# [Your goal]
Word for word, restate every line of the material.

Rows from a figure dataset

>>

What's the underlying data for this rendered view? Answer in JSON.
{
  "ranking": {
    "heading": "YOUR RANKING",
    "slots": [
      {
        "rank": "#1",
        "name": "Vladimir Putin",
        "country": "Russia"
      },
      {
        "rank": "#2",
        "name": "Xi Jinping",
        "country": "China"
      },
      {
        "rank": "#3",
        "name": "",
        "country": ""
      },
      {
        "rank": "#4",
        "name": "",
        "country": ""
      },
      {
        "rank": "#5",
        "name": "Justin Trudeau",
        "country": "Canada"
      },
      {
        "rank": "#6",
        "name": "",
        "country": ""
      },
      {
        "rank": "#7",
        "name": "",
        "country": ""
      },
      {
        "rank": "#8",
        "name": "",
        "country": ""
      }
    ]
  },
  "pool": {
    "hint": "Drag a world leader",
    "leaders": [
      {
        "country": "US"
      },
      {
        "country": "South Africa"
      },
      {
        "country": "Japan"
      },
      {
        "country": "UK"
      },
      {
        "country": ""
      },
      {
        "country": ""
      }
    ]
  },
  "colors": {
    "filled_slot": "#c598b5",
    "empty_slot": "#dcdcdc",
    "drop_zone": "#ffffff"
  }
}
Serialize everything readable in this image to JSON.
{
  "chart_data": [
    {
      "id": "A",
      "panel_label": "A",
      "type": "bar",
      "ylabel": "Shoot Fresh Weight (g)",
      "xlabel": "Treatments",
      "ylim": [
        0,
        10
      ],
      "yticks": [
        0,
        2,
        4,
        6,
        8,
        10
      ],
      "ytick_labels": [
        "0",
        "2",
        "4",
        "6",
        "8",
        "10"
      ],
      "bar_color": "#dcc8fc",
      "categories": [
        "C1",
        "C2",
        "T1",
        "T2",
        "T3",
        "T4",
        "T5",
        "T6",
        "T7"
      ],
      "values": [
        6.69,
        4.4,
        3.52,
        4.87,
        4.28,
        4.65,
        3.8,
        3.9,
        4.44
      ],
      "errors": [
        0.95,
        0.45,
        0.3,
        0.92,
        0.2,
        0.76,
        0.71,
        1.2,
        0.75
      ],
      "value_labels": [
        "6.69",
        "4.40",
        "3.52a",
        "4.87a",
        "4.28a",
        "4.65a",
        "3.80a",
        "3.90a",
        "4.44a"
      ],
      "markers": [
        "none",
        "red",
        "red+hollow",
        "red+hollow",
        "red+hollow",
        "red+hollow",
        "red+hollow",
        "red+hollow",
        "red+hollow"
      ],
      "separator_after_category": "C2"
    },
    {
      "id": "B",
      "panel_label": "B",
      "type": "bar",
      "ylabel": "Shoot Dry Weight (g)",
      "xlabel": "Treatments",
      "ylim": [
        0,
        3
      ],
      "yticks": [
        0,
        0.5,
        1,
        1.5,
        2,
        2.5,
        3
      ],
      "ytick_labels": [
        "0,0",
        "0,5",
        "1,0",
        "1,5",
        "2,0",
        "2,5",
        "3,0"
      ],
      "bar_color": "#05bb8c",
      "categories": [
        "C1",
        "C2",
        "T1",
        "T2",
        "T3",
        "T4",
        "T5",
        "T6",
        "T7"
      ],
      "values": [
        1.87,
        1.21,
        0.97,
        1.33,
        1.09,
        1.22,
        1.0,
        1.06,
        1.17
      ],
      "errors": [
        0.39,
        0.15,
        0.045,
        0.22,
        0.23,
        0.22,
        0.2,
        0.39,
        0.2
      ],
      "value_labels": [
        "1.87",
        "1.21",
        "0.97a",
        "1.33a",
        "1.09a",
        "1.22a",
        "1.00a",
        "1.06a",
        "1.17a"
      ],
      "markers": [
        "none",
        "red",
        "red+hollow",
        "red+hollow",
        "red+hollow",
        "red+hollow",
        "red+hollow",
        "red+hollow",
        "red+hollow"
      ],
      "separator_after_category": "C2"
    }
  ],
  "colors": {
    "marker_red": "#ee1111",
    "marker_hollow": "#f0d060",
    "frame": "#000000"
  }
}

<<

# [Result]
What's the underlying data for this rendered view? Answer in JSON.
{
  "ranking": {
    "heading": "YOUR RANKING",
    "slots": [
      {
        "rank": "#1",
        "name": "Vladimir Putin",
        "country": "Russia"
      },
      {
        "rank": "#2",
        "name": "Xi Jinping",
        "country": "China"
      },
      {
        "rank": "#3",
        "name": "",
        "country": ""
      },
      {
        "rank": "#4",
        "name": "",
        "country": ""
      },
      {
        "rank": "#5",
        "name": "Justin Trudeau",
        "country": "Canada"
      },
      {
        "rank": "#6",
        "name": "",
        "country": ""
      },
      {
        "rank": "#7",
        "name": "",
        "country": ""
      },
      {
        "rank": "#8",
        "name": "",
        "country": ""
      }
    ]
  },
  "pool": {
    "hint": "Drag a world leader",
    "leaders": [
      {
        "country": "US"
      },
      {
        "country": "South Africa"
      },
      {
        "country": "Japan"
      },
      {
        "country": "UK"
      },
      {
        "country": ""
      },
      {
        "country": ""
      }
    ]
  },
  "colors": {
    "filled_slot": "#c598b5",
    "empty_slot": "#dcdcdc",
    "drop_zone": "#ffffff"
  }
}
Serialize everything readable in this image to JSON.
{
  "chart_data": [
    {
      "id": "A",
      "panel_label": "A",
      "type": "bar",
      "ylabel": "Shoot Fresh Weight (g)",
      "xlabel": "Treatments",
      "ylim": [
        0,
        10
      ],
      "yticks": [
        0,
        2,
        4,
        6,
        8,
        10
      ],
      "ytick_labels": [
        "0",
        "2",
        "4",
        "6",
        "8",
        "10"
      ],
      "bar_color": "#dcc8fc",
      "categories": [
        "C1",
        "C2",
        "T1",
        "T2",
        "T3",
        "T4",
        "T5",
        "T6",
        "T7"
      ],
      "values": [
        6.69,
        4.4,
        3.52,
        4.87,
        4.28,
        4.65,
        3.8,
        3.9,
        4.44
      ],
      "errors": [
        0.95,
        0.45,
        0.3,
        0.92,
        0.2,
        0.76,
        0.71,
        1.2,
        0.75
      ],
      "value_labels": [
        "6.69",
        "4.40",
        "3.52a",
        "4.87a",
        "4.28a",
        "4.65a",
        "3.80a",
        "3.90a",
        "4.44a"
      ],
      "markers": [
        "none",
        "red",
        "red+hollow",
        "red+hollow",
        "red+hollow",
        "red+hollow",
        "red+hollow",
        "red+hollow",
        "red+hollow"
      ],
      "separator_after_category": "C2"
    },
    {
      "id": "B",
      "panel_label": "B",
      "type": "bar",
      "ylabel": "Shoot Dry Weight (g)",
      "xlabel": "Treatments",
      "ylim": [
        0,
        3
      ],
      "yticks": [
        0,
        0.5,
        1,
        1.5,
        2,
        2.5,
        3
      ],
      "ytick_labels": [
        "0,0",
        "0,5",
        "1,0",
        "1,5",
        "2,0",
        "2,5",
        "3,0"
      ],
      "bar_color": "#05bb8c",
      "categories": [
        "C1",
        "C2",
        "T1",
        "T2",
        "T3",
        "T4",
        "T5",
        "T6",
        "T7"
      ],
      "values": [
        1.87,
        1.21,
        0.97,
        1.33,
        1.09,
        1.22,
        1.0,
        1.06,
        1.17
      ],
      "errors": [
        0.39,
        0.15,
        0.045,
        0.22,
        0.23,
        0.22,
        0.2,
        0.39,
        0.2
      ],
      "value_labels": [
        "1.87",
        "1.21",
        "0.97a",
        "1.33a",
        "1.09a",
        "1.22a",
        "1.00a",
        "1.06a",
        "1.17a"
      ],
      "markers": [
        "none",
        "red",
        "red+hollow",
        "red+hollow",
        "red+hollow",
        "red+hollow",
        "red+hollow",
        "red+hollow",
        "red+hollow"
      ],
      "separator_after_category": "C2"
    }
  ],
  "colors": {
    "marker_red": "#ee1111",
    "marker_hollow": "#f0d060",
    "frame": "#000000"
  }
}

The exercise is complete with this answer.